start

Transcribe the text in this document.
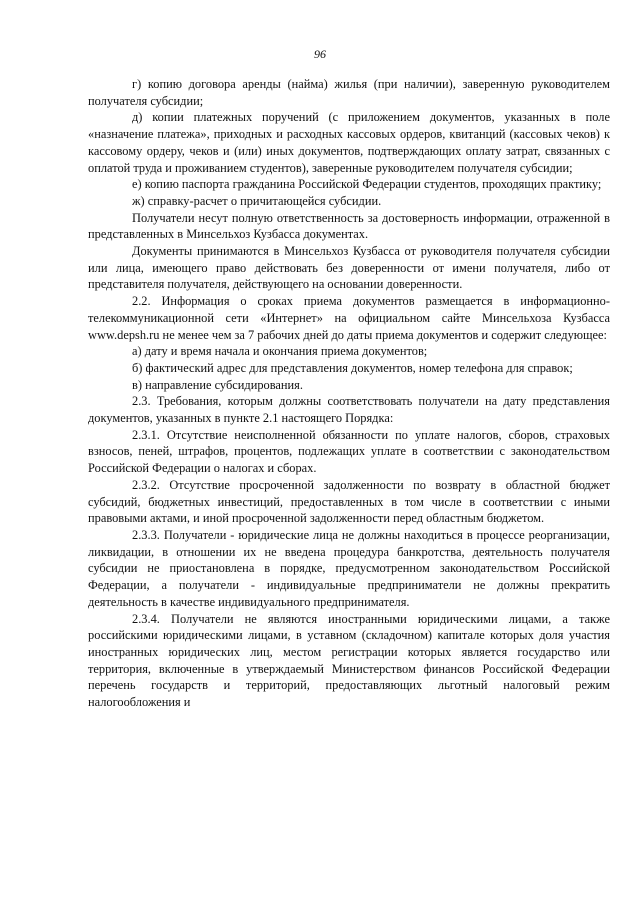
96

г) копию договора аренды (найма) жилья (при наличии), заверенную руководителем получателя субсидии;

д) копии платежных поручений (с приложением документов, указанных в поле «назначение платежа», приходных и расходных кассовых ордеров, квитанций (кассовых чеков) к кассовому ордеру, чеков и (или) иных документов, подтверждающих оплату затрат, связанных с оплатой труда и проживанием студентов), заверенные руководителем получателя субсидии;

е) копию паспорта гражданина Российской Федерации студентов, проходящих практику;

ж) справку-расчет о причитающейся субсидии.

Получатели несут полную ответственность за достоверность информации, отраженной в представленных в Минсельхоз Кузбасса документах.

Документы принимаются в Минсельхоз Кузбасса от руководителя получателя субсидии или лица, имеющего право действовать без доверенности от имени получателя, либо от представителя получателя, действующего на основании доверенности.

2.2. Информация о сроках приема документов размещается в информационно-телекоммуникационной сети «Интернет» на официальном сайте Минсельхоза Кузбасса www.depsh.ru не менее чем за 7 рабочих дней до даты приема документов и содержит следующее:

а) дату и время начала и окончания приема документов;

б) фактический адрес для представления документов, номер телефона для справок;

в) направление субсидирования.

2.3. Требования, которым должны соответствовать получатели на дату представления документов, указанных в пункте 2.1 настоящего Порядка:

2.3.1. Отсутствие неисполненной обязанности по уплате налогов, сборов, страховых взносов, пеней, штрафов, процентов, подлежащих уплате в соответствии с законодательством Российской Федерации о налогах и сборах.

2.3.2. Отсутствие просроченной задолженности по возврату в областной бюджет субсидий, бюджетных инвестиций, предоставленных в том числе в соответствии с иными правовыми актами, и иной просроченной задолженности перед областным бюджетом.

2.3.3. Получатели - юридические лица не должны находиться в процессе реорганизации, ликвидации, в отношении их не введена процедура банкротства, деятельность получателя субсидии не приостановлена в порядке, предусмотренном законодательством Российской Федерации, а получатели - индивидуальные предприниматели не должны прекратить деятельность в качестве индивидуального предпринимателя.

2.3.4. Получатели не являются иностранными юридическими лицами, а также российскими юридическими лицами, в уставном (складочном) капитале которых доля участия иностранных юридических лиц, местом регистрации которых является государство или территория, включенные в утверждаемый Министерством финансов Российской Федерации перечень государств и территорий, предоставляющих льготный налоговый режим налогообложения и
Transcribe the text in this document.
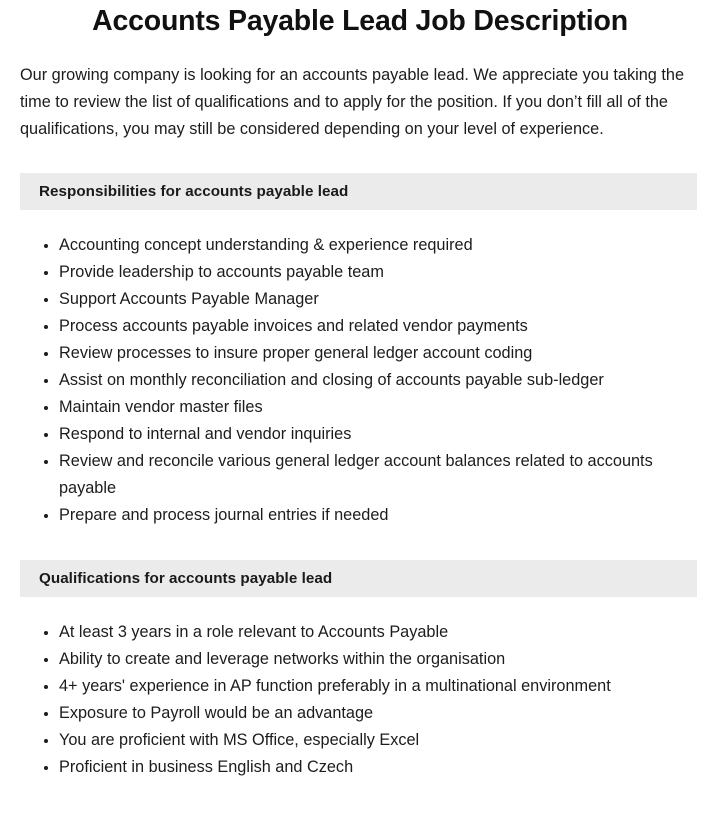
Accounts Payable Lead Job Description

Our growing company is looking for an accounts payable lead. We appreciate you taking the time to review the list of qualifications and to apply for the position. If you don’t fill all of the qualifications, you may still be considered depending on your level of experience.

Responsibilities for accounts payable lead
Accounting concept understanding & experience required
Provide leadership to accounts payable team
Support Accounts Payable Manager
Process accounts payable invoices and related vendor payments
Review processes to insure proper general ledger account coding
Assist on monthly reconciliation and closing of accounts payable sub-ledger
Maintain vendor master files
Respond to internal and vendor inquiries
Review and reconcile various general ledger account balances related to accounts payable
Prepare and process journal entries if needed
Qualifications for accounts payable lead
At least 3 years in a role relevant to Accounts Payable
Ability to create and leverage networks within the organisation
4+ years' experience in AP function preferably in a multinational environment
Exposure to Payroll would be an advantage
You are proficient with MS Office, especially Excel
Proficient in business English and Czech
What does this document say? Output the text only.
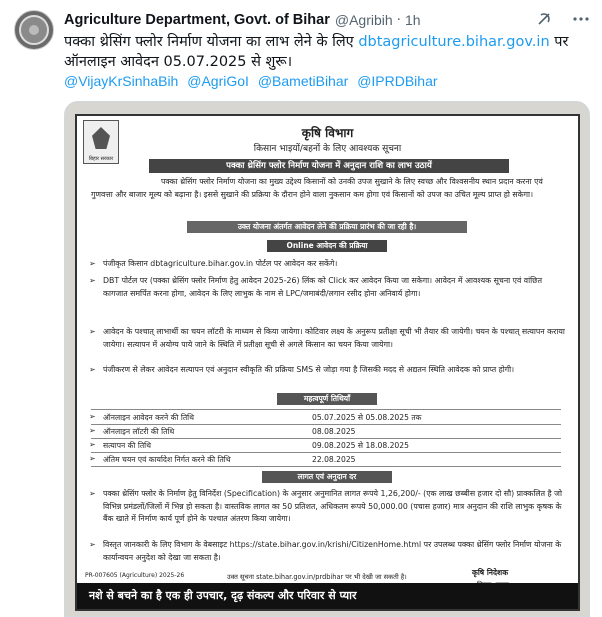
Agriculture Department, Govt. of Bihar @Agribih · 1h
पक्का थ्रेसिंग फ्लोर निर्माण योजना का लाभ लेने के लिए dbtagriculture.bihar.gov.in पर ऑनलाइन आवेदन 05.07.2025 से शुरू।
@VijayKrSinhaBih @AgriGoI @BametiBihar @IPRDBihar
बिहार सरकार
कृषि विभाग
किसान भाइयों/बहनों के लिए आवश्यक सूचना
पक्का थ्रेसिंग फ्लोर निर्माण योजना में अनुदान राशि का लाभ उठायें
पक्का थ्रेसिंग फ्लोर निर्माण योजना का मुख्य उद्देश्य किसानों को उनकी उपज सुखाने के लिए स्वच्छ और विश्वसनीय स्थान प्रदान करना एवं गुणवत्ता और बाजार मूल्य को बढ़ाना है। इससे सुखाने की प्रक्रिया के दौरान होने वाला नुकसान कम होगा एवं किसानों को उपज का उचित मूल्य प्राप्त हो सकेगा।
उक्त योजना अंतर्गत आवेदन लेने की प्रक्रिया प्रारंभ की जा रही है।
Online आवेदन की प्रक्रिया
➢ पंजीकृत किसान dbtagriculture.bihar.gov.in पोर्टल पर आवेदन कर सकेंगे।
➢ DBT पोर्टल पर (पक्का थ्रेसिंग फ्लोर निर्माण हेतु आवेदन 2025-26) लिंक को Click कर आवेदन किया जा सकेगा। आवेदन में आवश्यक सूचना एवं वांछित कागजात समर्पित करना होगा, आवेदन के लिए लाभुक के नाम से LPC/जमाबंदी/लगान रसीद होना अनिवार्य होगा।
➢ आवेदन के पश्चात् लाभार्थी का चयन लॉटरी के माध्यम से किया जायेगा। कोटिवार लक्ष्य के अनुरूप प्रतीक्षा सूची भी तैयार की जायेगी। चयन के पश्चात् सत्यापन कराया जायेगा। सत्यापन में अयोग्य पाये जाने के स्थिति में प्रतीक्षा सूची से अगले किसान का चयन किया जायेगा।
➢ पंजीकरण से लेकर आवेदन सत्यापन एवं अनुदान स्वीकृति की प्रक्रिया SMS से जोड़ा गया है जिसकी मदद से अद्यतन स्थिति आवेदक को प्राप्त होगी।
महत्वपूर्ण तिथियाँ
➢ ऑनलाइन आवेदन करने की तिथि	05.07.2025 से 05.08.2025 तक
➢ ऑनलाइन लॉटरी की तिथि	08.08.2025
➢ सत्यापन की तिथि	09.08.2025 से 18.08.2025
➢ अंतिम चयन एवं कार्यादेश निर्गत करने की तिथि	22.08.2025
लागत एवं अनुदान दर
➢ पक्का थ्रेसिंग फ्लोर के निर्माण हेतु विनिर्देश (Specification) के अनुसार अनुमानित लागत रूपये 1,26,200/- (एक लाख छब्बीस हजार दो सौ) प्राक्कलित है जो विभिन्न प्रमंडलों/जिलों में भिन्न हो सकता है। वास्तविक लागत का 50 प्रतिशत, अधिकतम रूपये 50,000.00 (पचास हजार) मात्र अनुदान की राशि लाभुक कृषक के बैंक खाते में निर्माण कार्य पूर्ण होने के पश्चात अंतरण किया जायेगा।
➢ विस्तृत जानकारी के लिए विभाग के वेबसाइट https://state.bihar.gov.in/krishi/CitizenHome.html पर उपलब्ध पक्का थ्रेसिंग फ्लोर निर्माण योजना के कार्यान्वयन अनुदेश को देखा जा सकता है।
PR-007605 (Agriculture) 2025-26	उक्त सूचना state.bihar.gov.in/prdbihar पर भी देखी जा सकती है।	कृषि निदेशक
नशे से बचने का है एक ही उपचार, दृढ़ संकल्प और परिवार से प्यार
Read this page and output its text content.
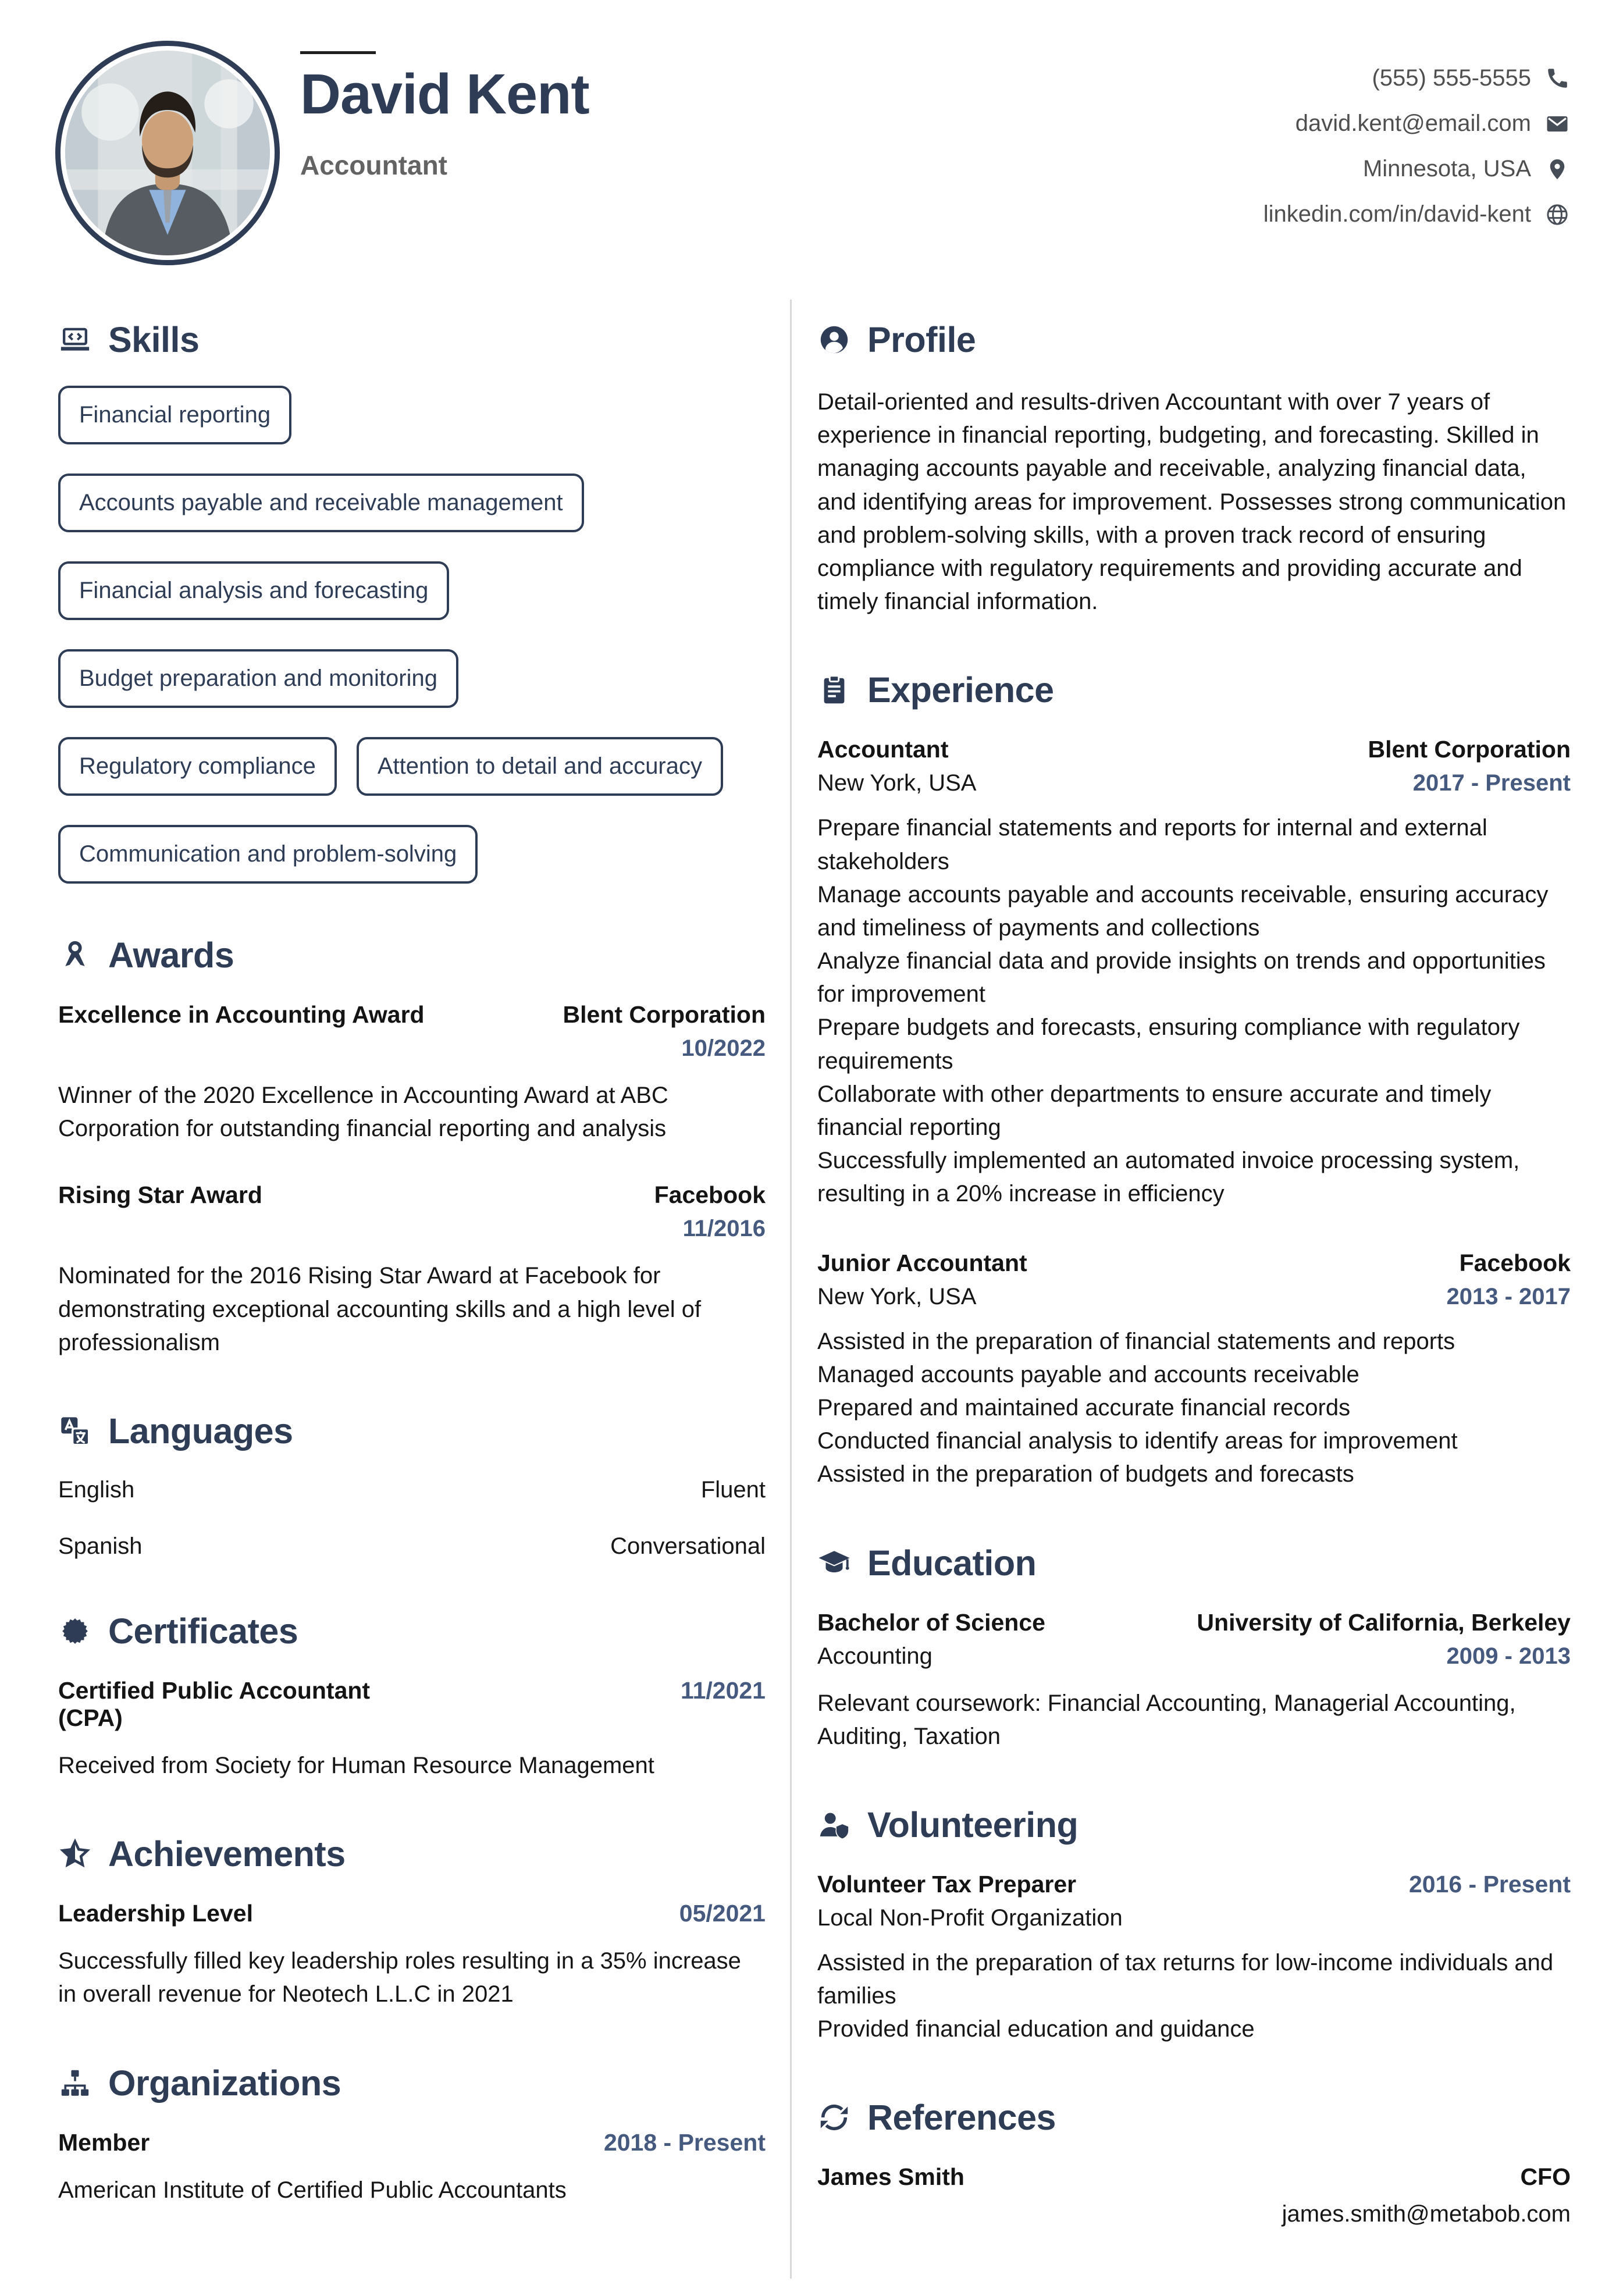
David Kent
Accountant
(555) 555-5555
david.kent@email.com
Minnesota, USA
linkedin.com/in/david-kent
Skills
Financial reporting
Accounts payable and receivable management
Financial analysis and forecasting
Budget preparation and monitoring
Regulatory compliance	Attention to detail and accuracy
Communication and problem-solving
Awards
Excellence in Accounting Award	Blent Corporation
10/2022
Winner of the 2020 Excellence in Accounting Award at ABC Corporation for outstanding financial reporting and analysis
Rising Star Award	Facebook
11/2016
Nominated for the 2016 Rising Star Award at Facebook for demonstrating exceptional accounting skills and a high level of professionalism
Languages
English	Fluent
Spanish	Conversational
Certificates
Certified Public Accountant (CPA)
11/2021
Received from Society for Human Resource Management
Achievements
Leadership Level	05/2021
Successfully filled key leadership roles resulting in a 35% increase in overall revenue for Neotech L.L.C in 2021
Organizations
Member	2018 - Present
American Institute of Certified Public Accountants
Profile
Detail-oriented and results-driven Accountant with over 7 years of experience in financial reporting, budgeting, and forecasting. Skilled in managing accounts payable and receivable, analyzing financial data, and identifying areas for improvement. Possesses strong communication and problem-solving skills, with a proven track record of ensuring compliance with regulatory requirements and providing accurate and timely financial information.
Experience
Accountant	Blent Corporation
New York, USA	2017 - Present

Prepare financial statements and reports for internal and external stakeholders

Manage accounts payable and accounts receivable, ensuring accuracy and timeliness of payments and collections

Analyze financial data and provide insights on trends and opportunities for improvement

Prepare budgets and forecasts, ensuring compliance with regulatory requirements

Collaborate with other departments to ensure accurate and timely financial reporting

Successfully implemented an automated invoice processing system, resulting in a 20% increase in efficiency

Junior Accountant	Facebook
New York, USA	2013 - 2017

Assisted in the preparation of financial statements and reports

Managed accounts payable and accounts receivable

Prepared and maintained accurate financial records

Conducted financial analysis to identify areas for improvement

Assisted in the preparation of budgets and forecasts

Education
Bachelor of Science	University of California, Berkeley
Accounting	2009 - 2013
Relevant coursework: Financial Accounting, Managerial Accounting, Auditing, Taxation
Volunteering
Volunteer Tax Preparer	2016 - Present
Local Non-Profit Organization

Assisted in the preparation of tax returns for low-income individuals and families

Provided financial education and guidance

References
James Smith	CFO
james.smith@metabob.com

end

● **WRITTEN REQUEST**: Copy every line of the records above that contains "документов".

● **ANSWER TO THIS EXERCISE**:
д) копии платежных поручений (с приложением документов, указанных в поле «назначение платежа», приходных и расходных кассовых ордеров, квитанций (кассовых чеков) к кассовому ордеру, чеков и (или) иных документов, подтверждающих оплату затрат, связанных с оплатой труда и проживанием студентов), заверенные руководителем получателя субсидии;
2.2. Информация о сроках приема документов размещается в информационно-телекоммуникационной сети «Интернет» на официальном сайте Минсельхоза Кузбасса www.depsh.ru не менее чем за 7 рабочих дней до даты приема документов и содержит следующее:
а) дату и время начала и окончания приема документов;
б) фактический адрес для представления документов, номер телефона для справок;
2.3. Требования, которым должны соответствовать получатели на дату представления документов, указанных в пункте 2.1 настоящего Порядка:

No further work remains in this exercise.